═══ Entries ═══

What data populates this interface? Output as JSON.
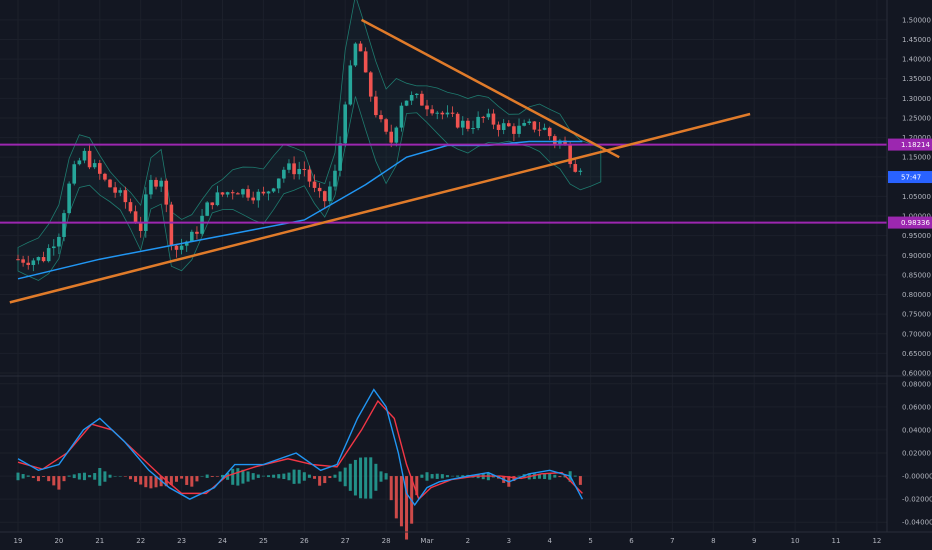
{
  "chart_data": [
    {
      "type": "candlestick",
      "panel": "price",
      "title": "",
      "ylim": [
        0.6,
        1.52
      ],
      "y_ticks": [
        "1.50000",
        "1.45000",
        "1.40000",
        "1.35000",
        "1.30000",
        "1.25000",
        "1.20000",
        "1.15000",
        "1.10000",
        "1.05000",
        "1.00000",
        "0.95000",
        "0.90000",
        "0.85000",
        "0.80000",
        "0.75000",
        "0.70000",
        "0.65000",
        "0.60000"
      ],
      "y_tick_values": [
        1.5,
        1.45,
        1.4,
        1.35,
        1.3,
        1.25,
        1.2,
        1.15,
        1.1,
        1.05,
        1.0,
        0.95,
        0.9,
        0.85,
        0.8,
        0.75,
        0.7,
        0.65,
        0.6
      ],
      "x_ticks": [
        "19",
        "20",
        "21",
        "22",
        "23",
        "24",
        "25",
        "26",
        "27",
        "28",
        "Mar",
        "2",
        "3",
        "4",
        "5",
        "6",
        "7",
        "8",
        "9",
        "10",
        "11",
        "12"
      ],
      "x_tick_days": [
        0,
        1,
        2,
        3,
        4,
        5,
        6,
        7,
        8,
        9,
        10,
        11,
        12,
        13,
        14,
        15,
        16,
        17,
        18,
        19,
        20,
        21
      ],
      "price_path": [
        [
          0,
          0.89
        ],
        [
          0.6,
          0.89
        ],
        [
          1,
          0.96
        ],
        [
          1.3,
          1.1
        ],
        [
          1.6,
          1.16
        ],
        [
          2.1,
          1.09
        ],
        [
          2.6,
          1.04
        ],
        [
          3,
          0.97
        ],
        [
          3.2,
          1.08
        ],
        [
          3.5,
          1.1
        ],
        [
          3.8,
          0.91
        ],
        [
          4.3,
          0.95
        ],
        [
          4.7,
          1.04
        ],
        [
          5.3,
          1.07
        ],
        [
          6,
          1.05
        ],
        [
          6.5,
          1.12
        ],
        [
          7,
          1.12
        ],
        [
          7.3,
          1.05
        ],
        [
          7.5,
          1.04
        ],
        [
          7.8,
          1.12
        ],
        [
          8,
          1.3
        ],
        [
          8.3,
          1.46
        ],
        [
          8.5,
          1.35
        ],
        [
          8.8,
          1.25
        ],
        [
          9.1,
          1.18
        ],
        [
          9.4,
          1.3
        ],
        [
          9.7,
          1.3
        ],
        [
          10.1,
          1.28
        ],
        [
          10.5,
          1.25
        ],
        [
          11,
          1.23
        ],
        [
          11.4,
          1.25
        ],
        [
          11.8,
          1.23
        ],
        [
          12.2,
          1.22
        ],
        [
          12.6,
          1.23
        ],
        [
          12.9,
          1.22
        ],
        [
          13.1,
          1.19
        ],
        [
          13.3,
          1.19
        ],
        [
          13.6,
          1.13
        ],
        [
          13.8,
          1.13
        ]
      ],
      "levels": [
        {
          "value": 1.18214,
          "label": "1.18214",
          "color": "#9c27b0"
        },
        {
          "value": 0.98336,
          "label": "0.98336",
          "color": "#9c27b0"
        }
      ],
      "last_price_tag": "57:47",
      "trend_lines": [
        {
          "from": [
            8.4,
            1.5
          ],
          "to": [
            14.7,
            1.15
          ],
          "color": "#e07b2a"
        },
        {
          "from": [
            -0.2,
            0.78
          ],
          "to": [
            17.9,
            1.26
          ],
          "color": "#e07b2a"
        }
      ],
      "moving_average": {
        "color": "#2196f3",
        "points": [
          [
            0,
            0.84
          ],
          [
            2,
            0.89
          ],
          [
            4,
            0.93
          ],
          [
            5.5,
            0.96
          ],
          [
            7,
            0.99
          ],
          [
            8.5,
            1.08
          ],
          [
            9.5,
            1.15
          ],
          [
            10.5,
            1.18
          ],
          [
            11.5,
            1.18
          ],
          [
            12.5,
            1.19
          ],
          [
            13.5,
            1.19
          ],
          [
            13.8,
            1.19
          ]
        ]
      }
    },
    {
      "type": "oscillator",
      "panel": "macd",
      "ylim": [
        -0.045,
        0.085
      ],
      "y_ticks": [
        "0.08000",
        "0.06000",
        "0.04000",
        "0.02000",
        "-0.00000",
        "-0.02000",
        "-0.04000"
      ],
      "y_tick_values": [
        0.08,
        0.06,
        0.04,
        0.02,
        0.0,
        -0.02,
        -0.04
      ],
      "macd_line": {
        "color": "#2196f3",
        "points": [
          [
            0,
            0.015
          ],
          [
            0.5,
            0.005
          ],
          [
            1,
            0.01
          ],
          [
            1.6,
            0.04
          ],
          [
            2,
            0.05
          ],
          [
            2.6,
            0.03
          ],
          [
            3.2,
            0.005
          ],
          [
            3.7,
            -0.01
          ],
          [
            4.2,
            -0.02
          ],
          [
            4.8,
            -0.01
          ],
          [
            5.3,
            0.01
          ],
          [
            6,
            0.01
          ],
          [
            6.8,
            0.02
          ],
          [
            7.4,
            0.005
          ],
          [
            7.8,
            0.01
          ],
          [
            8.3,
            0.05
          ],
          [
            8.7,
            0.075
          ],
          [
            9,
            0.06
          ],
          [
            9.3,
            0.02
          ],
          [
            9.5,
            -0.015
          ],
          [
            9.7,
            -0.025
          ],
          [
            10,
            -0.01
          ],
          [
            10.3,
            -0.005
          ],
          [
            11,
            0.0
          ],
          [
            11.5,
            0.003
          ],
          [
            12,
            -0.005
          ],
          [
            12.5,
            0.002
          ],
          [
            13,
            0.005
          ],
          [
            13.5,
            0.0
          ],
          [
            13.8,
            -0.02
          ]
        ]
      },
      "signal_line": {
        "color": "#f23645",
        "points": [
          [
            0,
            0.012
          ],
          [
            0.6,
            0.006
          ],
          [
            1.2,
            0.02
          ],
          [
            1.8,
            0.045
          ],
          [
            2.3,
            0.04
          ],
          [
            2.9,
            0.02
          ],
          [
            3.5,
            0.0
          ],
          [
            4,
            -0.015
          ],
          [
            4.6,
            -0.015
          ],
          [
            5.1,
            0.0
          ],
          [
            5.8,
            0.008
          ],
          [
            6.6,
            0.015
          ],
          [
            7.2,
            0.01
          ],
          [
            7.8,
            0.008
          ],
          [
            8.4,
            0.04
          ],
          [
            8.8,
            0.065
          ],
          [
            9.2,
            0.05
          ],
          [
            9.5,
            0.01
          ],
          [
            9.8,
            -0.02
          ],
          [
            10.1,
            -0.01
          ],
          [
            10.6,
            -0.003
          ],
          [
            11.2,
            0.0
          ],
          [
            11.8,
            0.0
          ],
          [
            12.3,
            -0.002
          ],
          [
            12.8,
            0.002
          ],
          [
            13.3,
            0.003
          ],
          [
            13.8,
            -0.015
          ]
        ]
      }
    }
  ]
}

═══

• **Task description**
Print each line of the material above exactly, with the pictures removed from your copy.

• **Complete answer**
What data populates this interface? Output as JSON.
{
  "chart_data": [
    {
      "type": "candlestick",
      "panel": "price",
      "title": "",
      "ylim": [
        0.6,
        1.52
      ],
      "y_ticks": [
        "1.50000",
        "1.45000",
        "1.40000",
        "1.35000",
        "1.30000",
        "1.25000",
        "1.20000",
        "1.15000",
        "1.10000",
        "1.05000",
        "1.00000",
        "0.95000",
        "0.90000",
        "0.85000",
        "0.80000",
        "0.75000",
        "0.70000",
        "0.65000",
        "0.60000"
      ],
      "y_tick_values": [
        1.5,
        1.45,
        1.4,
        1.35,
        1.3,
        1.25,
        1.2,
        1.15,
        1.1,
        1.05,
        1.0,
        0.95,
        0.9,
        0.85,
        0.8,
        0.75,
        0.7,
        0.65,
        0.6
      ],
      "x_ticks": [
        "19",
        "20",
        "21",
        "22",
        "23",
        "24",
        "25",
        "26",
        "27",
        "28",
        "Mar",
        "2",
        "3",
        "4",
        "5",
        "6",
        "7",
        "8",
        "9",
        "10",
        "11",
        "12"
      ],
      "x_tick_days": [
        0,
        1,
        2,
        3,
        4,
        5,
        6,
        7,
        8,
        9,
        10,
        11,
        12,
        13,
        14,
        15,
        16,
        17,
        18,
        19,
        20,
        21
      ],
      "price_path": [
        [
          0,
          0.89
        ],
        [
          0.6,
          0.89
        ],
        [
          1,
          0.96
        ],
        [
          1.3,
          1.1
        ],
        [
          1.6,
          1.16
        ],
        [
          2.1,
          1.09
        ],
        [
          2.6,
          1.04
        ],
        [
          3,
          0.97
        ],
        [
          3.2,
          1.08
        ],
        [
          3.5,
          1.1
        ],
        [
          3.8,
          0.91
        ],
        [
          4.3,
          0.95
        ],
        [
          4.7,
          1.04
        ],
        [
          5.3,
          1.07
        ],
        [
          6,
          1.05
        ],
        [
          6.5,
          1.12
        ],
        [
          7,
          1.12
        ],
        [
          7.3,
          1.05
        ],
        [
          7.5,
          1.04
        ],
        [
          7.8,
          1.12
        ],
        [
          8,
          1.3
        ],
        [
          8.3,
          1.46
        ],
        [
          8.5,
          1.35
        ],
        [
          8.8,
          1.25
        ],
        [
          9.1,
          1.18
        ],
        [
          9.4,
          1.3
        ],
        [
          9.7,
          1.3
        ],
        [
          10.1,
          1.28
        ],
        [
          10.5,
          1.25
        ],
        [
          11,
          1.23
        ],
        [
          11.4,
          1.25
        ],
        [
          11.8,
          1.23
        ],
        [
          12.2,
          1.22
        ],
        [
          12.6,
          1.23
        ],
        [
          12.9,
          1.22
        ],
        [
          13.1,
          1.19
        ],
        [
          13.3,
          1.19
        ],
        [
          13.6,
          1.13
        ],
        [
          13.8,
          1.13
        ]
      ],
      "levels": [
        {
          "value": 1.18214,
          "label": "1.18214",
          "color": "#9c27b0"
        },
        {
          "value": 0.98336,
          "label": "0.98336",
          "color": "#9c27b0"
        }
      ],
      "last_price_tag": "57:47",
      "trend_lines": [
        {
          "from": [
            8.4,
            1.5
          ],
          "to": [
            14.7,
            1.15
          ],
          "color": "#e07b2a"
        },
        {
          "from": [
            -0.2,
            0.78
          ],
          "to": [
            17.9,
            1.26
          ],
          "color": "#e07b2a"
        }
      ],
      "moving_average": {
        "color": "#2196f3",
        "points": [
          [
            0,
            0.84
          ],
          [
            2,
            0.89
          ],
          [
            4,
            0.93
          ],
          [
            5.5,
            0.96
          ],
          [
            7,
            0.99
          ],
          [
            8.5,
            1.08
          ],
          [
            9.5,
            1.15
          ],
          [
            10.5,
            1.18
          ],
          [
            11.5,
            1.18
          ],
          [
            12.5,
            1.19
          ],
          [
            13.5,
            1.19
          ],
          [
            13.8,
            1.19
          ]
        ]
      }
    },
    {
      "type": "oscillator",
      "panel": "macd",
      "ylim": [
        -0.045,
        0.085
      ],
      "y_ticks": [
        "0.08000",
        "0.06000",
        "0.04000",
        "0.02000",
        "-0.00000",
        "-0.02000",
        "-0.04000"
      ],
      "y_tick_values": [
        0.08,
        0.06,
        0.04,
        0.02,
        0.0,
        -0.02,
        -0.04
      ],
      "macd_line": {
        "color": "#2196f3",
        "points": [
          [
            0,
            0.015
          ],
          [
            0.5,
            0.005
          ],
          [
            1,
            0.01
          ],
          [
            1.6,
            0.04
          ],
          [
            2,
            0.05
          ],
          [
            2.6,
            0.03
          ],
          [
            3.2,
            0.005
          ],
          [
            3.7,
            -0.01
          ],
          [
            4.2,
            -0.02
          ],
          [
            4.8,
            -0.01
          ],
          [
            5.3,
            0.01
          ],
          [
            6,
            0.01
          ],
          [
            6.8,
            0.02
          ],
          [
            7.4,
            0.005
          ],
          [
            7.8,
            0.01
          ],
          [
            8.3,
            0.05
          ],
          [
            8.7,
            0.075
          ],
          [
            9,
            0.06
          ],
          [
            9.3,
            0.02
          ],
          [
            9.5,
            -0.015
          ],
          [
            9.7,
            -0.025
          ],
          [
            10,
            -0.01
          ],
          [
            10.3,
            -0.005
          ],
          [
            11,
            0.0
          ],
          [
            11.5,
            0.003
          ],
          [
            12,
            -0.005
          ],
          [
            12.5,
            0.002
          ],
          [
            13,
            0.005
          ],
          [
            13.5,
            0.0
          ],
          [
            13.8,
            -0.02
          ]
        ]
      },
      "signal_line": {
        "color": "#f23645",
        "points": [
          [
            0,
            0.012
          ],
          [
            0.6,
            0.006
          ],
          [
            1.2,
            0.02
          ],
          [
            1.8,
            0.045
          ],
          [
            2.3,
            0.04
          ],
          [
            2.9,
            0.02
          ],
          [
            3.5,
            0.0
          ],
          [
            4,
            -0.015
          ],
          [
            4.6,
            -0.015
          ],
          [
            5.1,
            0.0
          ],
          [
            5.8,
            0.008
          ],
          [
            6.6,
            0.015
          ],
          [
            7.2,
            0.01
          ],
          [
            7.8,
            0.008
          ],
          [
            8.4,
            0.04
          ],
          [
            8.8,
            0.065
          ],
          [
            9.2,
            0.05
          ],
          [
            9.5,
            0.01
          ],
          [
            9.8,
            -0.02
          ],
          [
            10.1,
            -0.01
          ],
          [
            10.6,
            -0.003
          ],
          [
            11.2,
            0.0
          ],
          [
            11.8,
            0.0
          ],
          [
            12.3,
            -0.002
          ],
          [
            12.8,
            0.002
          ],
          [
            13.3,
            0.003
          ],
          [
            13.8,
            -0.015
          ]
        ]
      }
    }
  ]
}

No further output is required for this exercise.